● What you should do: Copy out the following passage on the Broadway adaptation of A Doll's House word for word, in full.

● Document text:
###

Renowned as a proto-feminist classic, Henrik Ibsen’s A Doll’s House, which made its debut in Copenhagen in 1879, is the subject of a radical new woman’s adaptation by Amy Herzog, now playing a limited Broadway engagement at the Hudson Theatre. Directed by Jamie Lloyd and presented by The Jamie Lloyd Company, the production employs a stark, stripped down, minimalist design to allow audiences to focus on the words and emotions of the groundbreaking domestic drama; even the iconic “door slam heard round the world” has been eliminated. The result is a modernist aesthetic with updated language that speaks to the issues of traditional gender roles and inequality and the need for women not to be willing participants in their own oppression, as in Ibsen’s controversial original.

###

● Data entries:
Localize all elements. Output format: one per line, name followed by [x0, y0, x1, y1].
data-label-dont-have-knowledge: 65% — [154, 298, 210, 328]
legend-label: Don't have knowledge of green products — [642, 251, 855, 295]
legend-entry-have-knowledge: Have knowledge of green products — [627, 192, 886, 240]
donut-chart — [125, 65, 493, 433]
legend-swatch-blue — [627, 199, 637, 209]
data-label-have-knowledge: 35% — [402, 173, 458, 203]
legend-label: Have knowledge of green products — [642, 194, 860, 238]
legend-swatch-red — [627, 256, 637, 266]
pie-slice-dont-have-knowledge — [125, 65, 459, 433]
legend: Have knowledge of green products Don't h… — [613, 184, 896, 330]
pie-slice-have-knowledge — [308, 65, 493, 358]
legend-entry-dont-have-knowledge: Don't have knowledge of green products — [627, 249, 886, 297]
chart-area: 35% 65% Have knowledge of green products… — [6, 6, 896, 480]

###

● Answer below:
Renowned as a proto-feminist classic, Henrik Ibsen’s A Doll’s House, which made its debut in Copenhagen in 1879, is the subject of a radical new woman’s adaptation by Amy Herzog, now playing a limited Broadway engagement at the Hudson Theatre. Directed by Jamie Lloyd and presented by The Jamie Lloyd Company, the production employs a stark, stripped down, minimalist design to allow audiences to focus on the words and emotions of the groundbreaking domestic drama; even the iconic “door slam heard round the world” has been eliminated. The result is a modernist aesthetic with updated language that speaks to the issues of traditional gender roles and inequality and the need for women not to be willing participants in their own oppression, as in Ibsen’s controversial original.